## Data extract
---+---
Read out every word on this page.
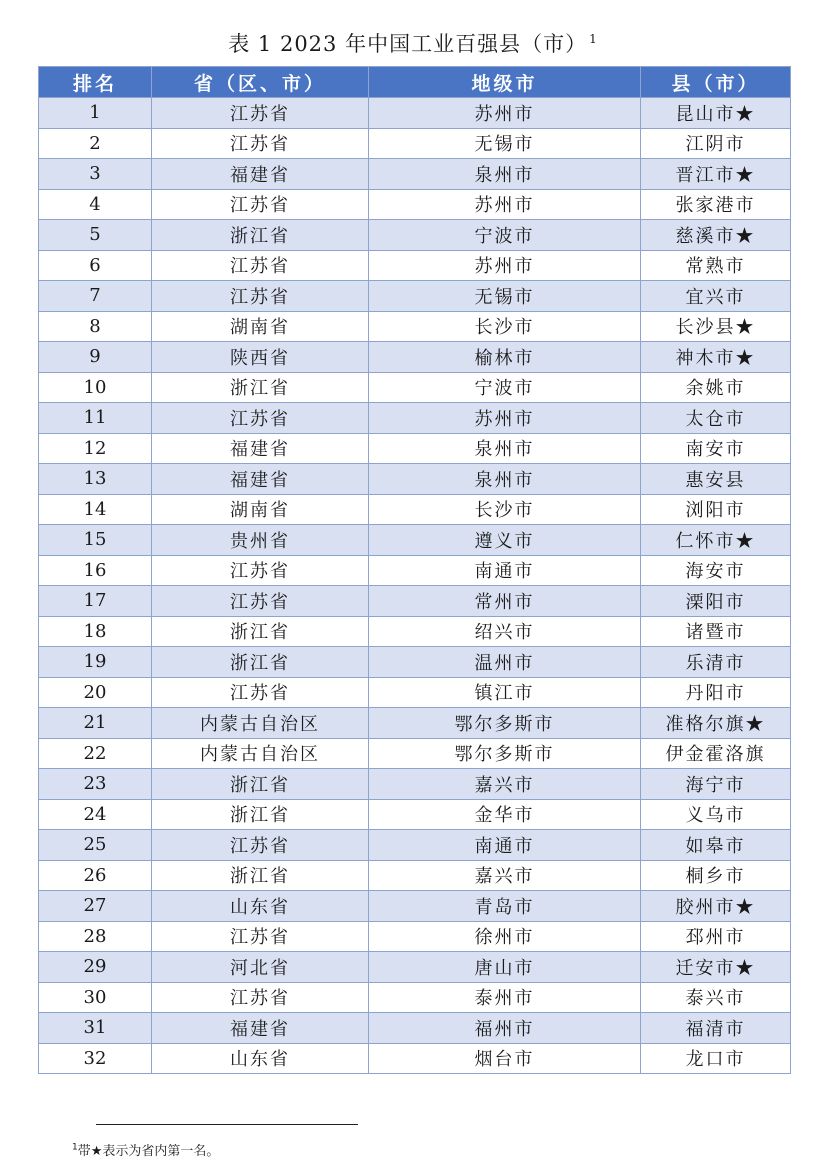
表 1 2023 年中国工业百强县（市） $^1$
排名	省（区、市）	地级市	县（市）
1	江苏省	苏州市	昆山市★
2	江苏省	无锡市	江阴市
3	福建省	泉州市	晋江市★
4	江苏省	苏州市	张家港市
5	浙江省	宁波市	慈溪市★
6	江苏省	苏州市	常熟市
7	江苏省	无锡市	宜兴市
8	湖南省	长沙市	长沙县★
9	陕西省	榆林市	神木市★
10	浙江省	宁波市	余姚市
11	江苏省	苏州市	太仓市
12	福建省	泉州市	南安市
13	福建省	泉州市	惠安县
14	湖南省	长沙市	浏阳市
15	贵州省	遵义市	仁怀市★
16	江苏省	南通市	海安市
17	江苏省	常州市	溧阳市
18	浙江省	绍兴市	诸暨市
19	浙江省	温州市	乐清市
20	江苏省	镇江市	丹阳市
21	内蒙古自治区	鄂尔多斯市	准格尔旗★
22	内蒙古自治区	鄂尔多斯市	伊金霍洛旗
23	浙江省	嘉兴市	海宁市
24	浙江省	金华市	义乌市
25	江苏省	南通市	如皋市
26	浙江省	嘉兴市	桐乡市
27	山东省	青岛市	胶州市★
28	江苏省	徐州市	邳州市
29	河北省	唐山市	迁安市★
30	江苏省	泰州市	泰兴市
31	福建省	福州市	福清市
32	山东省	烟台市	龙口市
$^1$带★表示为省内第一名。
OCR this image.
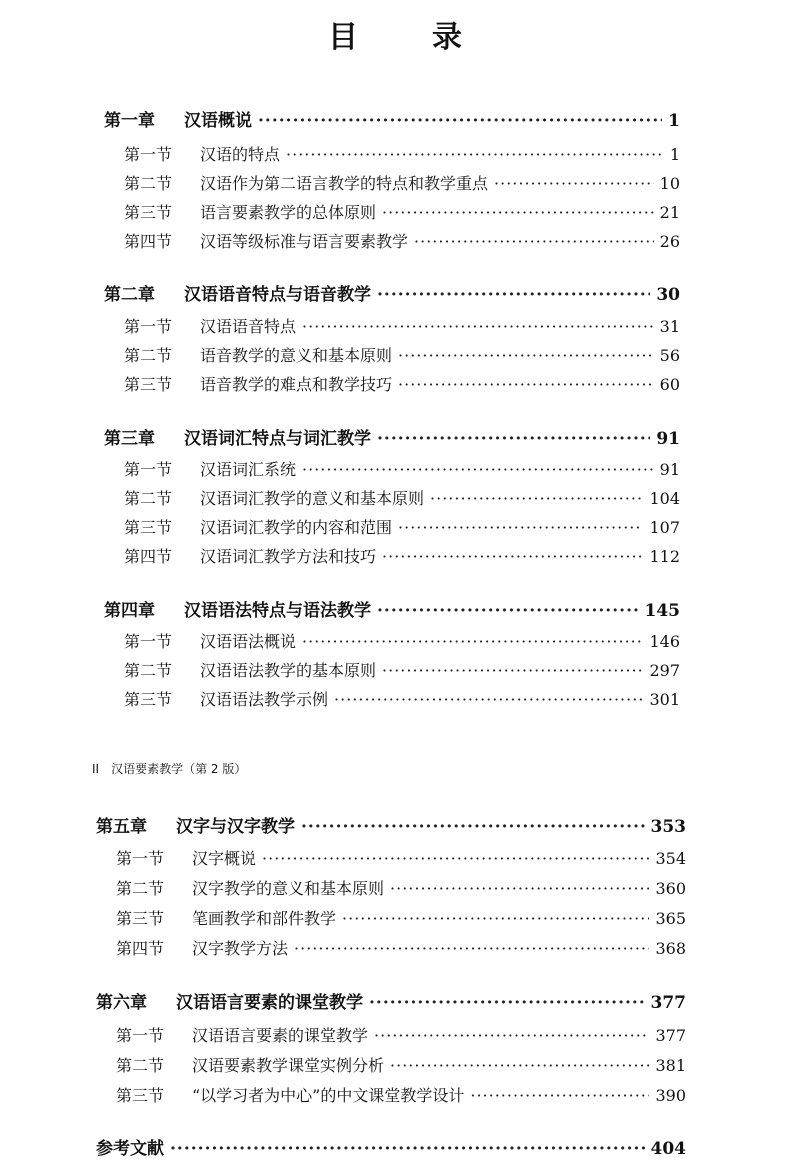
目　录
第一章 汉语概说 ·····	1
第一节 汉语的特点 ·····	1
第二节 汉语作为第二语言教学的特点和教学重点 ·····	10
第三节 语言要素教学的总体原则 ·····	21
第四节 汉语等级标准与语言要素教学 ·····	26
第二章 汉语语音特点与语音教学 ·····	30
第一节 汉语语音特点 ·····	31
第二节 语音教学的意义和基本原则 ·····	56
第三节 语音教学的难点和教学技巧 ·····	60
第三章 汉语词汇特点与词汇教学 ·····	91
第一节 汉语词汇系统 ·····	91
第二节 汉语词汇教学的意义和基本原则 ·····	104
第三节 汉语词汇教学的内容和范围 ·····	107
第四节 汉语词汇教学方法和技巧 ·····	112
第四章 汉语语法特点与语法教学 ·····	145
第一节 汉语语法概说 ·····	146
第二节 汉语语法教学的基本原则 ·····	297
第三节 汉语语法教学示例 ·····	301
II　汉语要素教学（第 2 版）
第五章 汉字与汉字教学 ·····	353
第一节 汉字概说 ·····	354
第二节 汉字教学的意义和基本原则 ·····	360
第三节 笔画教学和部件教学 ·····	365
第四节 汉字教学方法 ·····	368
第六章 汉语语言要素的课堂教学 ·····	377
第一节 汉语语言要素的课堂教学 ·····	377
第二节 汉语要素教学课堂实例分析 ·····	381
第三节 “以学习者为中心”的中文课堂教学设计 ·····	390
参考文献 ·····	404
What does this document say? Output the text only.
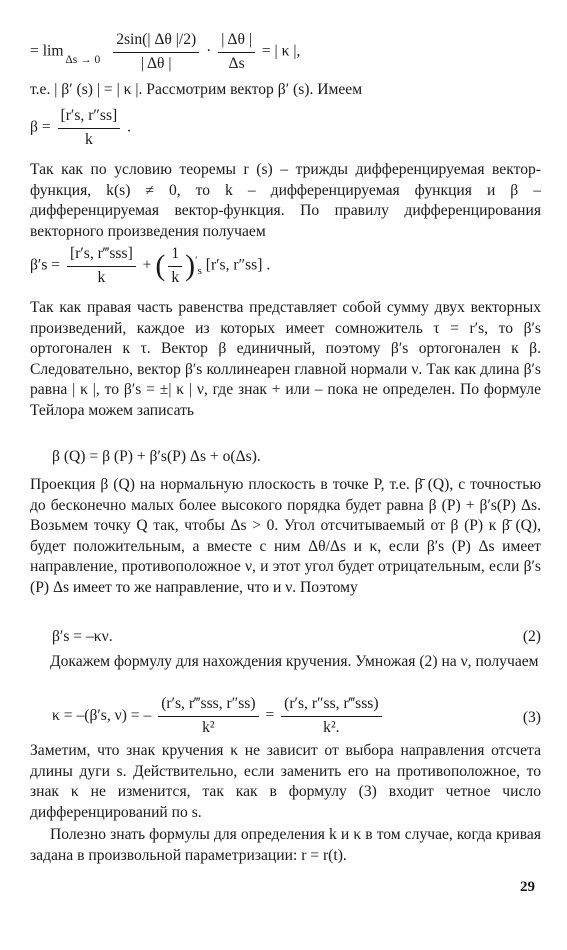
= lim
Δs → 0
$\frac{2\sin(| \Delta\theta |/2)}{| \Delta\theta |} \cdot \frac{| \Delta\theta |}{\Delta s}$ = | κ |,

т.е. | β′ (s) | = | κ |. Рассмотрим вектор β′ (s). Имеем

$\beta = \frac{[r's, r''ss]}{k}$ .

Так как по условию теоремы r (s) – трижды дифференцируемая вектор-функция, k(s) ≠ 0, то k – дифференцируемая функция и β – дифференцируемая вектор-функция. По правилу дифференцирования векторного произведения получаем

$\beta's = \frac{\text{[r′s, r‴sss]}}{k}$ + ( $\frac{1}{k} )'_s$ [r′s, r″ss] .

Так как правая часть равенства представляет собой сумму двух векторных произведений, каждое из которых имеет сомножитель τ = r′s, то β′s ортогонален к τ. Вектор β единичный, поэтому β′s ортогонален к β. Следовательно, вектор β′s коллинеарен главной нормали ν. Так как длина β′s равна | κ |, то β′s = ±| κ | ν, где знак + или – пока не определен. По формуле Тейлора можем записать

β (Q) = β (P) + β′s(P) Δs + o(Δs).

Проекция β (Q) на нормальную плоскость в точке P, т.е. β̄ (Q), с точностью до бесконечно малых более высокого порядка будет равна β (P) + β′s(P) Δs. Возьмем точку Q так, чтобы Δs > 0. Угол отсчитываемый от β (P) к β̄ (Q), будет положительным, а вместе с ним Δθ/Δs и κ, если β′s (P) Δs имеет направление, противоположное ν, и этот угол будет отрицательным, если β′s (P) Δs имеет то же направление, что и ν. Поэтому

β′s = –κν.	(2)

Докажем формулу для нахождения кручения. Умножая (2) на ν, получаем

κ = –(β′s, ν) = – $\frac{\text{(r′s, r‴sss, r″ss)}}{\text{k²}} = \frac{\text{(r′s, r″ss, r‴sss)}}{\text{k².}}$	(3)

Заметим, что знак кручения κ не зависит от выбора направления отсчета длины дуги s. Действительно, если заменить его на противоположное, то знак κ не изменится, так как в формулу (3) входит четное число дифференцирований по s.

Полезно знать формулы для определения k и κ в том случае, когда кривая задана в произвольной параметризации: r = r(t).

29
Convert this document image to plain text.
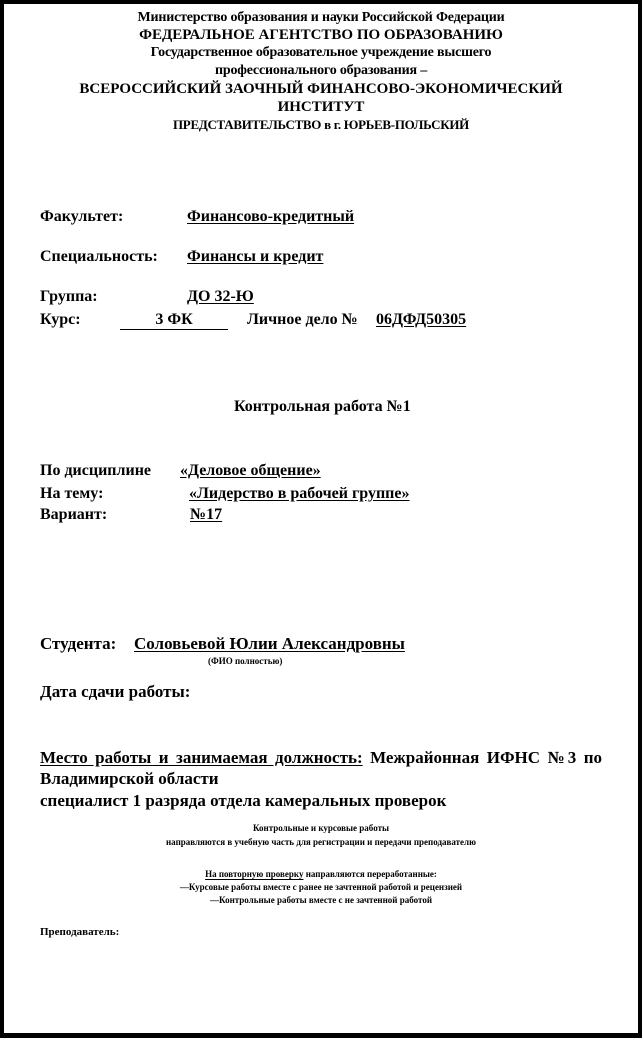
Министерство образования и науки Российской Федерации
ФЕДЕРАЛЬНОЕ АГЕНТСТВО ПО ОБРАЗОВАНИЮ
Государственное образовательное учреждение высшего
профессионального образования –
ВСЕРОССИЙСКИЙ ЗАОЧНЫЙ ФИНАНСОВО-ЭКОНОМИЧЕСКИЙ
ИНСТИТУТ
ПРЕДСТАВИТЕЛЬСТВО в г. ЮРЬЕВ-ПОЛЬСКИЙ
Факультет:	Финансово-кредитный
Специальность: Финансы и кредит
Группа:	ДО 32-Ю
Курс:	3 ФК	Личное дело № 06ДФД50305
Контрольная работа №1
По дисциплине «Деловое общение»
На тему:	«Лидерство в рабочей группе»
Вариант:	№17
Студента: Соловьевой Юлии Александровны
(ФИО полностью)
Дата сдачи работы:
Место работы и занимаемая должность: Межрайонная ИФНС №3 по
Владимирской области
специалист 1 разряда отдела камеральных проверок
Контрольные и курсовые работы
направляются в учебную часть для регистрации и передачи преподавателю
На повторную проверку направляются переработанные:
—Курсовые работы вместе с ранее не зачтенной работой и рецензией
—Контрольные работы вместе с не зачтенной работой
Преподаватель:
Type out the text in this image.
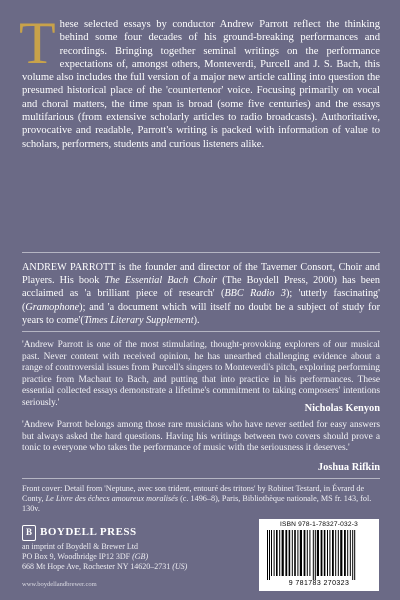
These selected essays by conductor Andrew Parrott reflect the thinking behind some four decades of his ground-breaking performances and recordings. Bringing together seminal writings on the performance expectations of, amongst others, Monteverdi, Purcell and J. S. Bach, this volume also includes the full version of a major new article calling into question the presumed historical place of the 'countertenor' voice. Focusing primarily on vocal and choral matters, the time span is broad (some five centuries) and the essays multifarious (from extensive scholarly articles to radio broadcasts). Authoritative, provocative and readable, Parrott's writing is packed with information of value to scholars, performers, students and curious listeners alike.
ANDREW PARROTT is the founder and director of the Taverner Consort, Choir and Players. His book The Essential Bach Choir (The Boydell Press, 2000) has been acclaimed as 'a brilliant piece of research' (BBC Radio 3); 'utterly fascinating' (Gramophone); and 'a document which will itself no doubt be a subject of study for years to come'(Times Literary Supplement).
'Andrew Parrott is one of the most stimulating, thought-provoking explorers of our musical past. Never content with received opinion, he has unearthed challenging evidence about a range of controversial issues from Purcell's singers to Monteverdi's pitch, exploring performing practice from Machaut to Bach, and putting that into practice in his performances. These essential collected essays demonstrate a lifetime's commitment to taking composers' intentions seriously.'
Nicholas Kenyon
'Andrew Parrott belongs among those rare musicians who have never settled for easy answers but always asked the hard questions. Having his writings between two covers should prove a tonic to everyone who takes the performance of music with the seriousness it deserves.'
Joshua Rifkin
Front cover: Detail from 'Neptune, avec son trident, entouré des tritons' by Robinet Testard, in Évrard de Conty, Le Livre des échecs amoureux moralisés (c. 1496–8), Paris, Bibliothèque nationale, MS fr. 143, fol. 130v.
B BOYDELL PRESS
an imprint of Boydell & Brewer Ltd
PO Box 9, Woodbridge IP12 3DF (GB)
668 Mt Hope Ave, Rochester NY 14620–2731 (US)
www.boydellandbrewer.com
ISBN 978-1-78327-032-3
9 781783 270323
---+---
## Goal of the exercise
Scan the material above. Extract every line in which the word "Контрольные" occurs.

## Full answer
Контрольные и курсовые работы
—Контрольные работы вместе с не зачтенной работой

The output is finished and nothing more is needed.